Given exercise: Report, as a bare number, how many lines hold "Development".

Records shown:
-- begin --

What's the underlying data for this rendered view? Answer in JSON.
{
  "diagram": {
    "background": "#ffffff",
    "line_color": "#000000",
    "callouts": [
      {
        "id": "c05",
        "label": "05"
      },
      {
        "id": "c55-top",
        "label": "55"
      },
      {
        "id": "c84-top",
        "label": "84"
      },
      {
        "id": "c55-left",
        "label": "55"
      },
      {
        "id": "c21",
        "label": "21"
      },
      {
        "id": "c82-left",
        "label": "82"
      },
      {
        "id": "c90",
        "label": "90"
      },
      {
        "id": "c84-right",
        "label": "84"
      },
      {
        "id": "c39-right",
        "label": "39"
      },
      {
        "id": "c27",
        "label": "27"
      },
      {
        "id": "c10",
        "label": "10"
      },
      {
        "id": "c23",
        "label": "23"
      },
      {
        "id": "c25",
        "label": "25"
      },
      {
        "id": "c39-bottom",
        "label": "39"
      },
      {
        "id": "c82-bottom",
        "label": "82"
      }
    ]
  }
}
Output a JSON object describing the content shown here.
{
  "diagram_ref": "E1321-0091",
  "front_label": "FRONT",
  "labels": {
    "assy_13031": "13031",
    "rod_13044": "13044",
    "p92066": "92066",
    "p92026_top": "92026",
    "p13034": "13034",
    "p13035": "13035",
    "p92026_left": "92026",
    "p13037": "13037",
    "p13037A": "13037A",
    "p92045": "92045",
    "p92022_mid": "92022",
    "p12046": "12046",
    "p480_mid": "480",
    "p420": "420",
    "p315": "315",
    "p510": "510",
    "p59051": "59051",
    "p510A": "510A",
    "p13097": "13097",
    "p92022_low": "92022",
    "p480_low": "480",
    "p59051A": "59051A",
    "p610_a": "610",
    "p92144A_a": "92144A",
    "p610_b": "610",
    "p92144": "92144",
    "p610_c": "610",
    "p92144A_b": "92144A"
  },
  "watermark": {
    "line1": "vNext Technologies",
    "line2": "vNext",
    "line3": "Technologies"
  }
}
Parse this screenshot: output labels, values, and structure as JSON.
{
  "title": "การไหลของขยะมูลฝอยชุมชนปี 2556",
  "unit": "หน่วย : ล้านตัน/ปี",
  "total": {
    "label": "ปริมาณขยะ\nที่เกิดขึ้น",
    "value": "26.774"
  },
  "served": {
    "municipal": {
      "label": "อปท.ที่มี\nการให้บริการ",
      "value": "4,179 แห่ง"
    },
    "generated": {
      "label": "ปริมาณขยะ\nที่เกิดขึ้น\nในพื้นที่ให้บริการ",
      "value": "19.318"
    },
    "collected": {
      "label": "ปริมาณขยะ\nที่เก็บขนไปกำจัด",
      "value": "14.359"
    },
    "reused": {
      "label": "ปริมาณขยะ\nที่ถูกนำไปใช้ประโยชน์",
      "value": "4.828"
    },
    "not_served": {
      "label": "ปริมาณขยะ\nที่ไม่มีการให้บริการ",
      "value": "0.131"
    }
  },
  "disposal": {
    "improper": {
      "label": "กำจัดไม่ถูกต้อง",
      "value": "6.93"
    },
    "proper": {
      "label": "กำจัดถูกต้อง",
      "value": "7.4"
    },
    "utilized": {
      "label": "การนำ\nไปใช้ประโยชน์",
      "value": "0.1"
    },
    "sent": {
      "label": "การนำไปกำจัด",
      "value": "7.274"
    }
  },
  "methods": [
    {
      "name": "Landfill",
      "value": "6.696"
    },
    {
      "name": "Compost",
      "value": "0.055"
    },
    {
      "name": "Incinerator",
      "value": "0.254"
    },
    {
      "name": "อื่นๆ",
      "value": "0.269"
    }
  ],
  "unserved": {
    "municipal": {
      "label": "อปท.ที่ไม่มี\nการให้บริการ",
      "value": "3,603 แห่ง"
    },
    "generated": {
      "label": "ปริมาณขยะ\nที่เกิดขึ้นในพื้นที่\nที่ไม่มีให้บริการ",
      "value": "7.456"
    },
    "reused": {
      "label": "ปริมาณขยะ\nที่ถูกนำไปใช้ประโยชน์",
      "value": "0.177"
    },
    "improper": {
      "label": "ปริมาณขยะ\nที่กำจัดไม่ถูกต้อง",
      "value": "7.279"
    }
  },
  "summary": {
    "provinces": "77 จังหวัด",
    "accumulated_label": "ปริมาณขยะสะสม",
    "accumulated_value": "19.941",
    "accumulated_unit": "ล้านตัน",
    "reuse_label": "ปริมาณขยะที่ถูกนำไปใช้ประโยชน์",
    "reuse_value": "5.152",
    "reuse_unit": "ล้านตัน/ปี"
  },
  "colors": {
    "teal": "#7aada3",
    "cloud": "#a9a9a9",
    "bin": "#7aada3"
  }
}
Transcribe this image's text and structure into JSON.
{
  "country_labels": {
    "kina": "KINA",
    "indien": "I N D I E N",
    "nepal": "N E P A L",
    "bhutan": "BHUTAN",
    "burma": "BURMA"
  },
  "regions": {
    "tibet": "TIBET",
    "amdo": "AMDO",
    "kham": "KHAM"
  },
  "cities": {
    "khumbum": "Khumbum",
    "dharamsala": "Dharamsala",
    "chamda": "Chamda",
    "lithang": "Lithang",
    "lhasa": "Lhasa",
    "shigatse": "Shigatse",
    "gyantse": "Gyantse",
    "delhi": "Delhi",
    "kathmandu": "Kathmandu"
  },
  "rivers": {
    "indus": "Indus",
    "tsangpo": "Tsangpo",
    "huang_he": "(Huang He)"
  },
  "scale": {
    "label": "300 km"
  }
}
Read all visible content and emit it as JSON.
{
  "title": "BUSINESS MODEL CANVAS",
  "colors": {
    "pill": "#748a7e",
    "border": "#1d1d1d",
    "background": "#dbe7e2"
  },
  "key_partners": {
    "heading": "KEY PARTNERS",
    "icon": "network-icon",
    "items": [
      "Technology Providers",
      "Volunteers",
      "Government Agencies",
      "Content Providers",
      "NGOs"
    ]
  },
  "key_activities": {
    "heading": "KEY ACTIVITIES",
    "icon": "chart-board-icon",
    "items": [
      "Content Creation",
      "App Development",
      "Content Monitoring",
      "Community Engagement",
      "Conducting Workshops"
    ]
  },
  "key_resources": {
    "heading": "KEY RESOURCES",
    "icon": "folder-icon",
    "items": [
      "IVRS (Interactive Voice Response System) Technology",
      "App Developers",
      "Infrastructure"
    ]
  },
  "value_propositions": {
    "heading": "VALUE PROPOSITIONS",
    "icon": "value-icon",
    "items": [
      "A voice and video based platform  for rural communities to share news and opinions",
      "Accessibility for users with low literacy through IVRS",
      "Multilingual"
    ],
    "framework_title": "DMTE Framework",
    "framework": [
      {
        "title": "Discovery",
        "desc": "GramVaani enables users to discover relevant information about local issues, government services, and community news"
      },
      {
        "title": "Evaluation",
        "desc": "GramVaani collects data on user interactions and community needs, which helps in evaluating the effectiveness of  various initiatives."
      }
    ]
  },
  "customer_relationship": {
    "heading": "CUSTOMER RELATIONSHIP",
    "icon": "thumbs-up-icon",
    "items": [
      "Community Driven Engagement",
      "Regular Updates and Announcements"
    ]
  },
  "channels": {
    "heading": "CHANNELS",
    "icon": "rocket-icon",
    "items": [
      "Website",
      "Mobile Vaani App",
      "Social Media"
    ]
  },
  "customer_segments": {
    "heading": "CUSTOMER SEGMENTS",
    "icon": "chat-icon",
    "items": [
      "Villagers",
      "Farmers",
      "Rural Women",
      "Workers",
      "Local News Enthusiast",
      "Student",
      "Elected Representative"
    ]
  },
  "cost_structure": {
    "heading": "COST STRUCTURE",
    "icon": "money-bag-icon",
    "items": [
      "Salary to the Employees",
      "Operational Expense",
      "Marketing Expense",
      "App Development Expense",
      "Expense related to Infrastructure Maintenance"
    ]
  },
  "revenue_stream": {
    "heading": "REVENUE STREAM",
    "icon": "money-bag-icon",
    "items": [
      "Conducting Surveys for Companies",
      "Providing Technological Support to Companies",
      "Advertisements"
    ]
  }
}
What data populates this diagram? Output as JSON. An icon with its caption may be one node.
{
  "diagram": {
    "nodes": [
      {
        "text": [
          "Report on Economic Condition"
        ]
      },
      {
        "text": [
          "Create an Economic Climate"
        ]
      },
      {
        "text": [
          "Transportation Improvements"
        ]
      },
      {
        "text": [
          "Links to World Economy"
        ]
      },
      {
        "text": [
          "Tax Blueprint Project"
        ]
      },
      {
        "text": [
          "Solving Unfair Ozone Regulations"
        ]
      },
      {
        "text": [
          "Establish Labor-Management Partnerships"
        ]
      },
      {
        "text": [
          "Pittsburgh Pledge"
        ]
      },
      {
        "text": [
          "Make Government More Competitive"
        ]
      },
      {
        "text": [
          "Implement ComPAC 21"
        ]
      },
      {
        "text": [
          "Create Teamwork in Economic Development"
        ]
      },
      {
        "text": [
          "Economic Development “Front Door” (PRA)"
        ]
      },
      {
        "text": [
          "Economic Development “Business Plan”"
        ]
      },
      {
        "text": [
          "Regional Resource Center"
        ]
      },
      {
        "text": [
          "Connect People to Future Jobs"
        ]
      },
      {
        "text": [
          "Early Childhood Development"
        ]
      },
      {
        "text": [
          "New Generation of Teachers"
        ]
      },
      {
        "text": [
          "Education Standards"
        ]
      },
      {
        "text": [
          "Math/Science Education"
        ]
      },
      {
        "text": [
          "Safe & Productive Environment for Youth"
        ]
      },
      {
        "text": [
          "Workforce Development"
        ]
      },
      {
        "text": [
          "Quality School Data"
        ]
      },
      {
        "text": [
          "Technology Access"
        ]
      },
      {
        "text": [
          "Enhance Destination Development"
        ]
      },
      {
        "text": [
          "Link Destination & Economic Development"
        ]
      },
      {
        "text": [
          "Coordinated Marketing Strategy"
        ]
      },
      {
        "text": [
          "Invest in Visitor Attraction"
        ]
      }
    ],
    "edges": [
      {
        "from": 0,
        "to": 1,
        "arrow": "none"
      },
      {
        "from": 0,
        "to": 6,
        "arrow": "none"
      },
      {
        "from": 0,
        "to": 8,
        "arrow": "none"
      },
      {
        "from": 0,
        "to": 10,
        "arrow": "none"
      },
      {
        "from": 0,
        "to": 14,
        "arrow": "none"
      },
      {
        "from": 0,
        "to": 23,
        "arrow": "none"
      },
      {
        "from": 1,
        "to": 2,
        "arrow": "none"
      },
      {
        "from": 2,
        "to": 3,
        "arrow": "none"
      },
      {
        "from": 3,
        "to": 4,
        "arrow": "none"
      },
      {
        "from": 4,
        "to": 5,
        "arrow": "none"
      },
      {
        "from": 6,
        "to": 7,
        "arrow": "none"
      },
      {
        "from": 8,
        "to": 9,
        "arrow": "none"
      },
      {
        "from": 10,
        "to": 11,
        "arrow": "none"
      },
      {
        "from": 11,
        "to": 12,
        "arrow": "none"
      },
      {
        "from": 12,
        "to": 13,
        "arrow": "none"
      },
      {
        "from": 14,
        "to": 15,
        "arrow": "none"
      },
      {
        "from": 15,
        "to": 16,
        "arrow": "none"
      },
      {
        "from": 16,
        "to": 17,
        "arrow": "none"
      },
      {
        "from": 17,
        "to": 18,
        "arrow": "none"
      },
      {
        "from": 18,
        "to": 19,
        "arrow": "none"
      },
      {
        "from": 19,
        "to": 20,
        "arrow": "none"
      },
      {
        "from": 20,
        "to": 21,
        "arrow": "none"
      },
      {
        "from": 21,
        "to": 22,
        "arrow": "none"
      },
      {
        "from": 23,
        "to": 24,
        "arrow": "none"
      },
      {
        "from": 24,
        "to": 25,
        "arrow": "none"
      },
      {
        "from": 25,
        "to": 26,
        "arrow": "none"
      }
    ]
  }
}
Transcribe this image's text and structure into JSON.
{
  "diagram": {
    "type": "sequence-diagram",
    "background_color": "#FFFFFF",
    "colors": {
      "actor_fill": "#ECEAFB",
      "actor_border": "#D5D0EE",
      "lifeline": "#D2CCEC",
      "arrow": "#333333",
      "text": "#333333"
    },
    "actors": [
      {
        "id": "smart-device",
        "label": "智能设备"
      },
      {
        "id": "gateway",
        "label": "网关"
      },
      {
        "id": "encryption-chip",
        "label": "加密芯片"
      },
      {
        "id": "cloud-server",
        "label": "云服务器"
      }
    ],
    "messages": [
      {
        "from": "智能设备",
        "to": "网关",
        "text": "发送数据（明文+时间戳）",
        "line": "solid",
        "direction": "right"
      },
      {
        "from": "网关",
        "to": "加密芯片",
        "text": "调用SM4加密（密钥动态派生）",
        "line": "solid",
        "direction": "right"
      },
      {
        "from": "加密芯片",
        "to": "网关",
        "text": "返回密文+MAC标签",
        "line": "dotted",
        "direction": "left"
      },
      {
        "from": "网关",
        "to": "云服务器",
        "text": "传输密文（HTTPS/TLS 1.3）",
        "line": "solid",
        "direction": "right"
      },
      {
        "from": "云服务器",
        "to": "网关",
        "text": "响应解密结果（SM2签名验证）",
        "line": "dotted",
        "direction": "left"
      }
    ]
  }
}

-- end --

Answer to the task: 9